* _Task instructions_
Reproduce the listing below without changes, except that pictures are left out.

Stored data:
----------
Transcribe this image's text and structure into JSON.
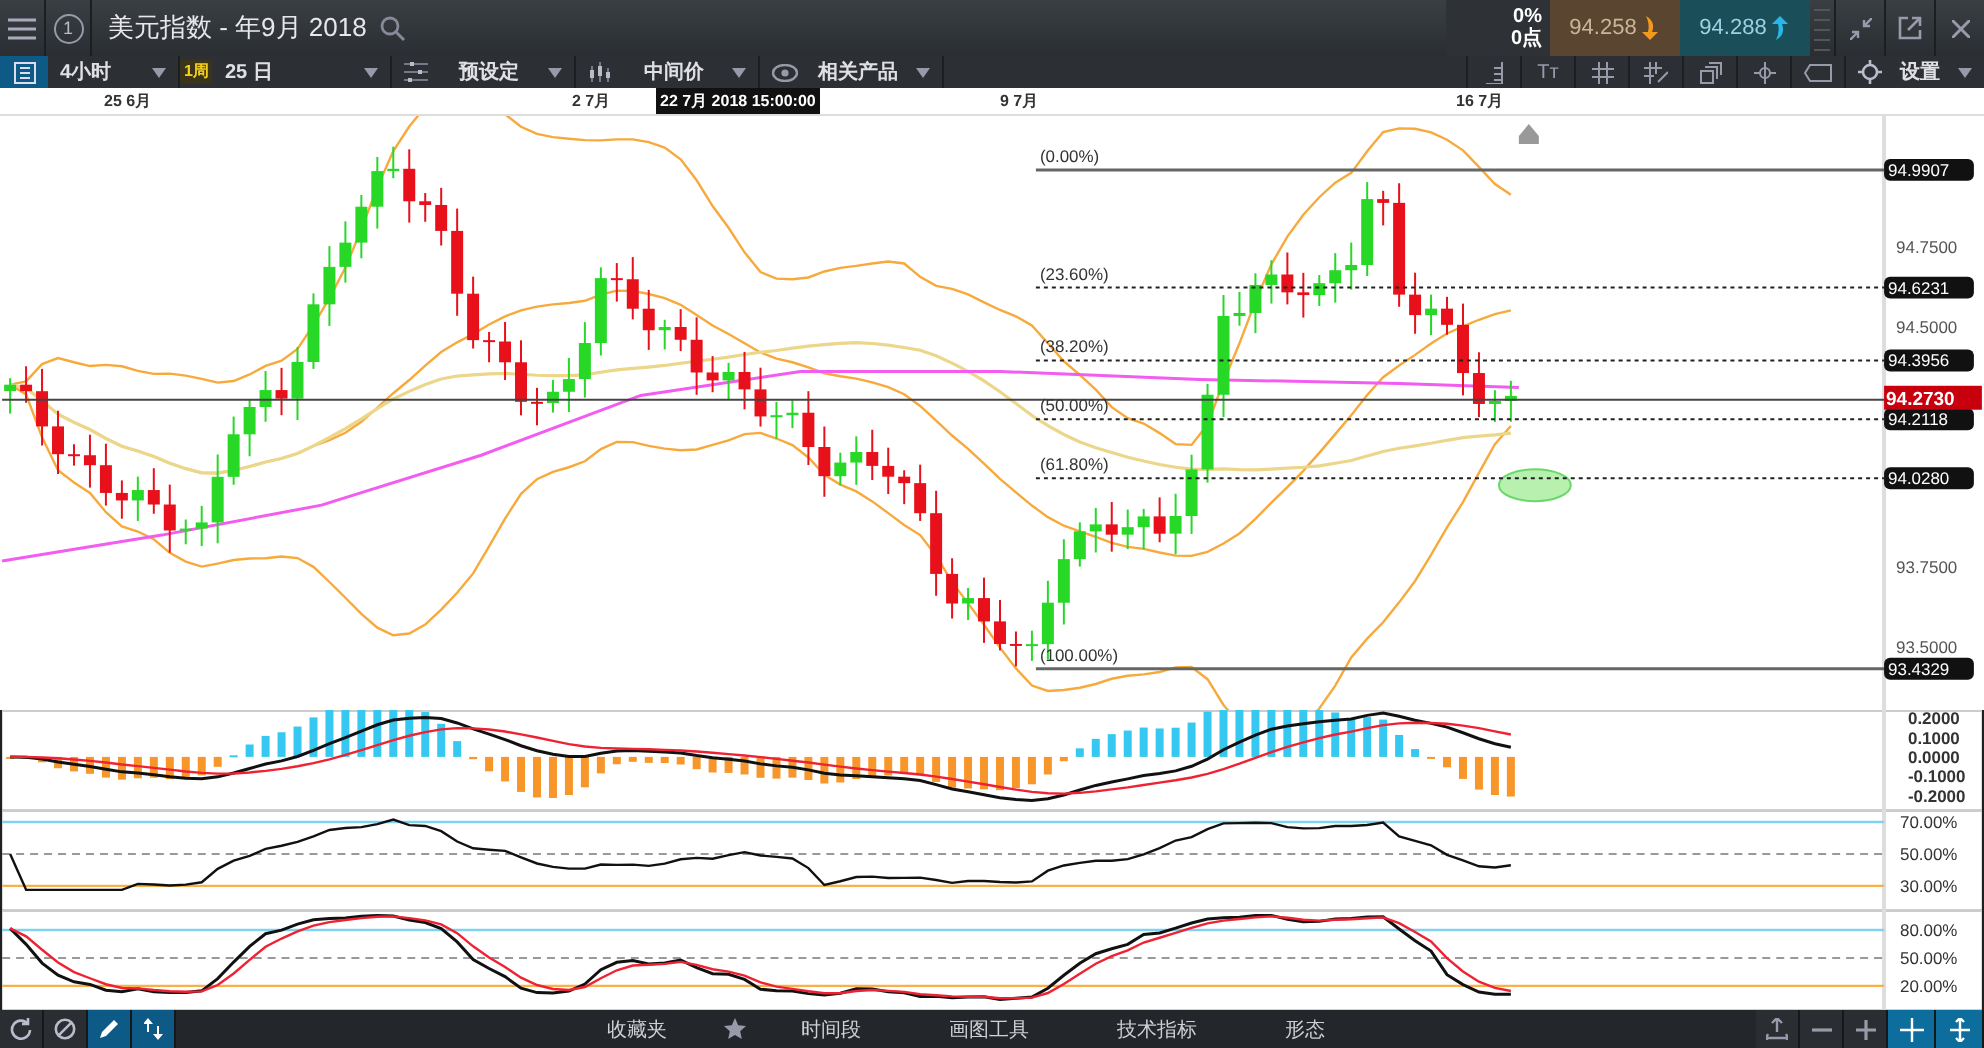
{
  "window": {
    "title": "美元指数 - 年9月 2018",
    "badge": "1"
  },
  "quote": {
    "change_percent": "0%",
    "change_points": "0点",
    "sell": "94.258",
    "buy": "94.288"
  },
  "toolbar": {
    "interval": "4小时",
    "range_badge": "1周",
    "range": "25 日",
    "menus": [
      {
        "label": "预设定",
        "kind": "presets"
      },
      {
        "label": "中间价",
        "kind": "price"
      },
      {
        "label": "相关产品",
        "kind": "related"
      }
    ],
    "text_size": "Tт",
    "settings": "设置"
  },
  "date_axis": {
    "labels": [
      "25 6月",
      "2 7月",
      "9 7月",
      "16 7月"
    ],
    "crosshair": "22 7月 2018 15:00:00"
  },
  "price_axis": {
    "ticks": [
      "94.7500",
      "94.5000",
      "93.7500",
      "93.5000"
    ],
    "current": "94.2730"
  },
  "fibonacci": [
    {
      "label": "(0.00%)",
      "price": "94.9907"
    },
    {
      "label": "(23.60%)",
      "price": "94.6231"
    },
    {
      "label": "(38.20%)",
      "price": "94.3956"
    },
    {
      "label": "(50.00%)",
      "price": "94.2118"
    },
    {
      "label": "(61.80%)",
      "price": "94.0280"
    },
    {
      "label": "(100.00%)",
      "price": "93.4329"
    }
  ],
  "indicators": [
    {
      "kind": "macd",
      "ticks": [
        "0.2000",
        "0.1000",
        "0.0000",
        "-0.1000",
        "-0.2000"
      ]
    },
    {
      "kind": "rsi",
      "ticks": [
        "70.00%",
        "50.00%",
        "30.00%"
      ]
    },
    {
      "kind": "stochastic",
      "ticks": [
        "80.00%",
        "50.00%",
        "20.00%"
      ]
    }
  ],
  "bottom_tabs": [
    "收藏夹",
    "时间段",
    "画图工具",
    "技术指标",
    "形态"
  ]
}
----------
* _Result below_
Transcribe this image's text and structure into JSON.
{
  "window": {
    "title": "美元指数 - 年9月 2018",
    "badge": "1"
  },
  "quote": {
    "change_percent": "0%",
    "change_points": "0点",
    "sell": "94.258",
    "buy": "94.288"
  },
  "toolbar": {
    "interval": "4小时",
    "range_badge": "1周",
    "range": "25 日",
    "menus": [
      {
        "label": "预设定",
        "kind": "presets"
      },
      {
        "label": "中间价",
        "kind": "price"
      },
      {
        "label": "相关产品",
        "kind": "related"
      }
    ],
    "text_size": "Tт",
    "settings": "设置"
  },
  "date_axis": {
    "labels": [
      "25 6月",
      "2 7月",
      "9 7月",
      "16 7月"
    ],
    "crosshair": "22 7月 2018 15:00:00"
  },
  "price_axis": {
    "ticks": [
      "94.7500",
      "94.5000",
      "93.7500",
      "93.5000"
    ],
    "current": "94.2730"
  },
  "fibonacci": [
    {
      "label": "(0.00%)",
      "price": "94.9907"
    },
    {
      "label": "(23.60%)",
      "price": "94.6231"
    },
    {
      "label": "(38.20%)",
      "price": "94.3956"
    },
    {
      "label": "(50.00%)",
      "price": "94.2118"
    },
    {
      "label": "(61.80%)",
      "price": "94.0280"
    },
    {
      "label": "(100.00%)",
      "price": "93.4329"
    }
  ],
  "indicators": [
    {
      "kind": "macd",
      "ticks": [
        "0.2000",
        "0.1000",
        "0.0000",
        "-0.1000",
        "-0.2000"
      ]
    },
    {
      "kind": "rsi",
      "ticks": [
        "70.00%",
        "50.00%",
        "30.00%"
      ]
    },
    {
      "kind": "stochastic",
      "ticks": [
        "80.00%",
        "50.00%",
        "20.00%"
      ]
    }
  ],
  "bottom_tabs": [
    "收藏夹",
    "时间段",
    "画图工具",
    "技术指标",
    "形态"
  ]
}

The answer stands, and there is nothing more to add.